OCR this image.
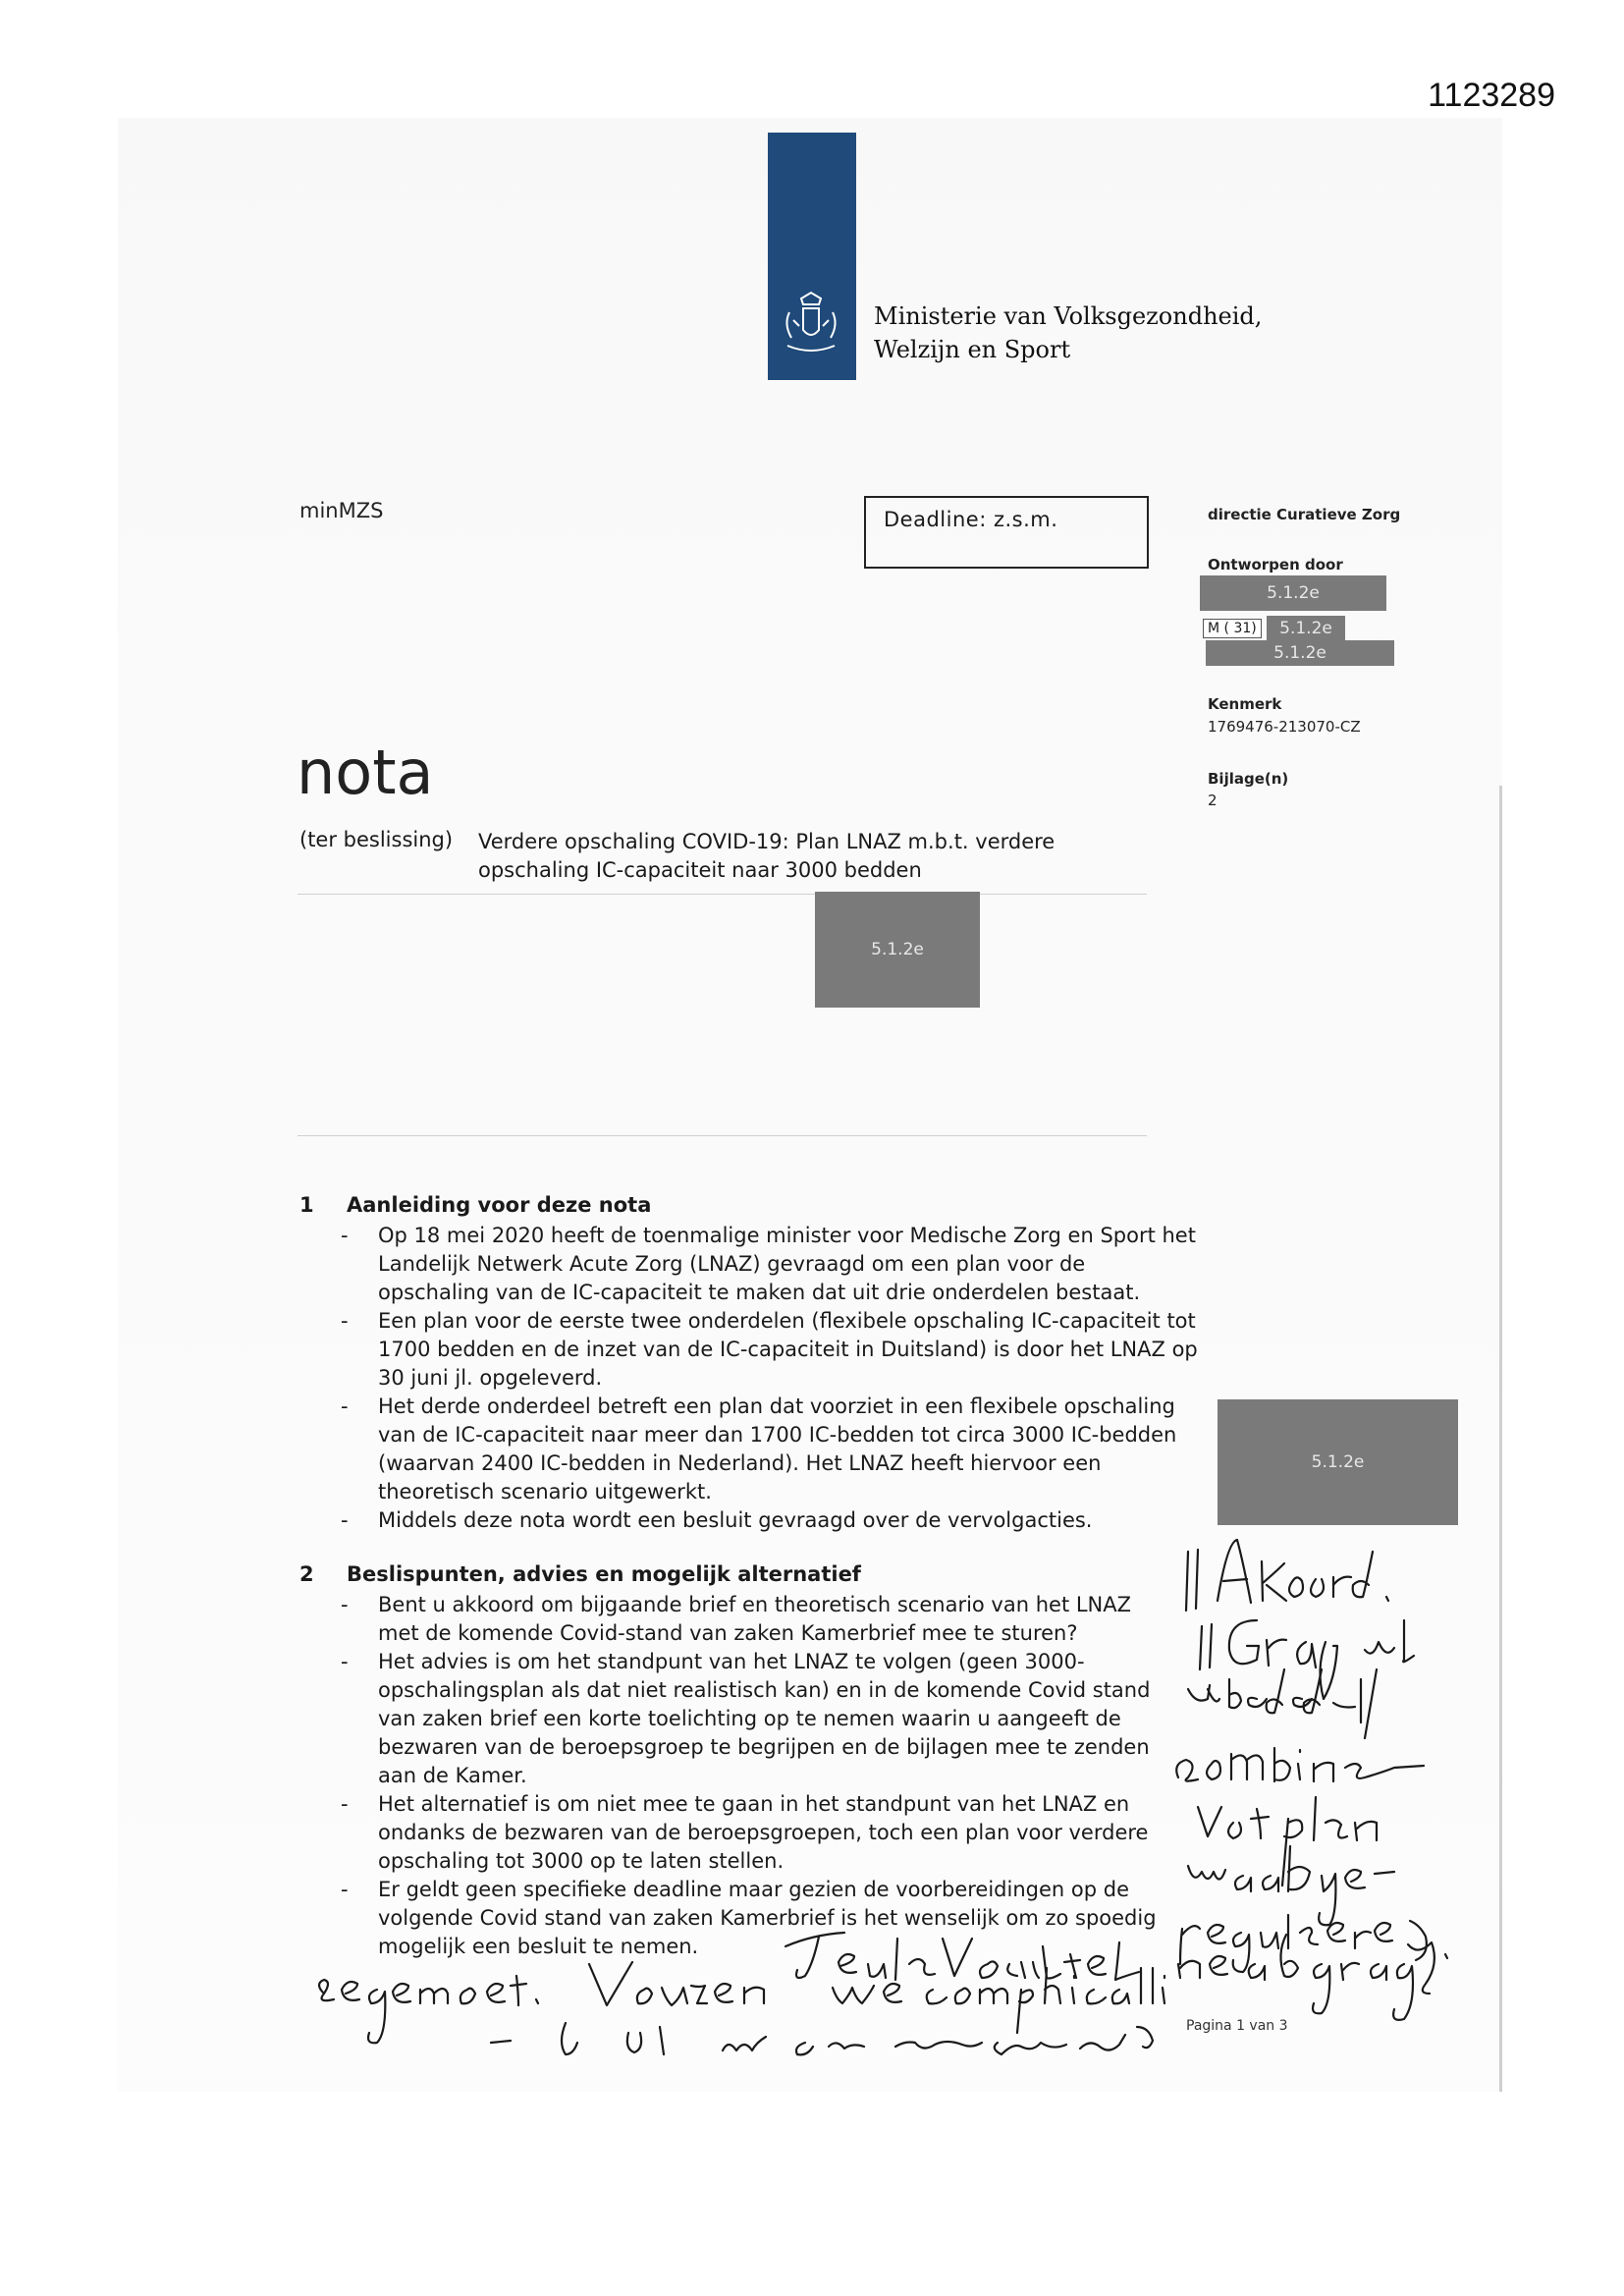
1123289
Ministerie van Volksgezondheid,
Welzijn en Sport
minMZS	Deadline: z.s.m.	directie Curatieve Zorg
Ontworpen door
5.1.2e
M ( 31)	5.1.2e
5.1.2e
Kenmerk
1769476-213070-CZ
Bijlage(n)
2
nota
(ter beslissing) Verdere opschaling COVID-19: Plan LNAZ m.b.t. verdere opschaling IC-capaciteit naar 3000 bedden
5.1.2e
1 Aanleiding voor deze nota
- Op 18 mei 2020 heeft de toenmalige minister voor Medische Zorg en Sport het Landelijk Netwerk Acute Zorg (LNAZ) gevraagd om een plan voor de opschaling van de IC-capaciteit te maken dat uit drie onderdelen bestaat.
- Een plan voor de eerste twee onderdelen (flexibele opschaling IC-capaciteit tot 1700 bedden en de inzet van de IC-capaciteit in Duitsland) is door het LNAZ op 30 juni jl. opgeleverd.
- Het derde onderdeel betreft een plan dat voorziet in een flexibele opschaling van de IC-capaciteit naar meer dan 1700 IC-bedden tot circa 3000 IC-bedden (waarvan 2400 IC-bedden in Nederland). Het LNAZ heeft hiervoor een theoretisch scenario uitgewerkt.
- Middels deze nota wordt een besluit gevraagd over de vervolgacties.
5.1.2e
2 Beslispunten, advies en mogelijk alternatief
- Bent u akkoord om bijgaande brief en theoretisch scenario van het LNAZ met de komende Covid-stand van zaken Kamerbrief mee te sturen?
- Het advies is om het standpunt van het LNAZ te volgen (geen 3000-opschalingsplan als dat niet realistisch kan) en in de komende Covid stand van zaken brief een korte toelichting op te nemen waarin u aangeeft de bezwaren van de beroepsgroep te begrijpen en de bijlagen mee te zenden aan de Kamer.
- Het alternatief is om niet mee te gaan in het standpunt van het LNAZ en ondanks de bezwaren van de beroepsgroepen, toch een plan voor verdere opschaling tot 3000 op te laten stellen.
- Er geldt geen specifieke deadline maar gezien de voorbereidingen op de volgende Covid stand van zaken Kamerbrief is het wenselijk om zo spoedig mogelijk een besluit te nemen.
Pagina 1 van 3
* * * *
* [What you are asked to do]
Copy each line of the records precisely and drop any images they hold.

* [Completed task]
OCR this image.
1123289
Ministerie van Volksgezondheid,
Welzijn en Sport
minMZS	Deadline: z.s.m.	directie Curatieve Zorg
Ontworpen door
5.1.2e
M ( 31)	5.1.2e
5.1.2e
Kenmerk
1769476-213070-CZ
Bijlage(n)
2
nota
(ter beslissing) Verdere opschaling COVID-19: Plan LNAZ m.b.t. verdere opschaling IC-capaciteit naar 3000 bedden
5.1.2e
1 Aanleiding voor deze nota
- Op 18 mei 2020 heeft de toenmalige minister voor Medische Zorg en Sport het Landelijk Netwerk Acute Zorg (LNAZ) gevraagd om een plan voor de opschaling van de IC-capaciteit te maken dat uit drie onderdelen bestaat.
- Een plan voor de eerste twee onderdelen (flexibele opschaling IC-capaciteit tot 1700 bedden en de inzet van de IC-capaciteit in Duitsland) is door het LNAZ op 30 juni jl. opgeleverd.
- Het derde onderdeel betreft een plan dat voorziet in een flexibele opschaling van de IC-capaciteit naar meer dan 1700 IC-bedden tot circa 3000 IC-bedden (waarvan 2400 IC-bedden in Nederland). Het LNAZ heeft hiervoor een theoretisch scenario uitgewerkt.
- Middels deze nota wordt een besluit gevraagd over de vervolgacties.
5.1.2e
2 Beslispunten, advies en mogelijk alternatief
- Bent u akkoord om bijgaande brief en theoretisch scenario van het LNAZ met de komende Covid-stand van zaken Kamerbrief mee te sturen?
- Het advies is om het standpunt van het LNAZ te volgen (geen 3000-opschalingsplan als dat niet realistisch kan) en in de komende Covid stand van zaken brief een korte toelichting op te nemen waarin u aangeeft de bezwaren van de beroepsgroep te begrijpen en de bijlagen mee te zenden aan de Kamer.
- Het alternatief is om niet mee te gaan in het standpunt van het LNAZ en ondanks de bezwaren van de beroepsgroepen, toch een plan voor verdere opschaling tot 3000 op te laten stellen.
- Er geldt geen specifieke deadline maar gezien de voorbereidingen op de volgende Covid stand van zaken Kamerbrief is het wenselijk om zo spoedig mogelijk een besluit te nemen.
Pagina 1 van 3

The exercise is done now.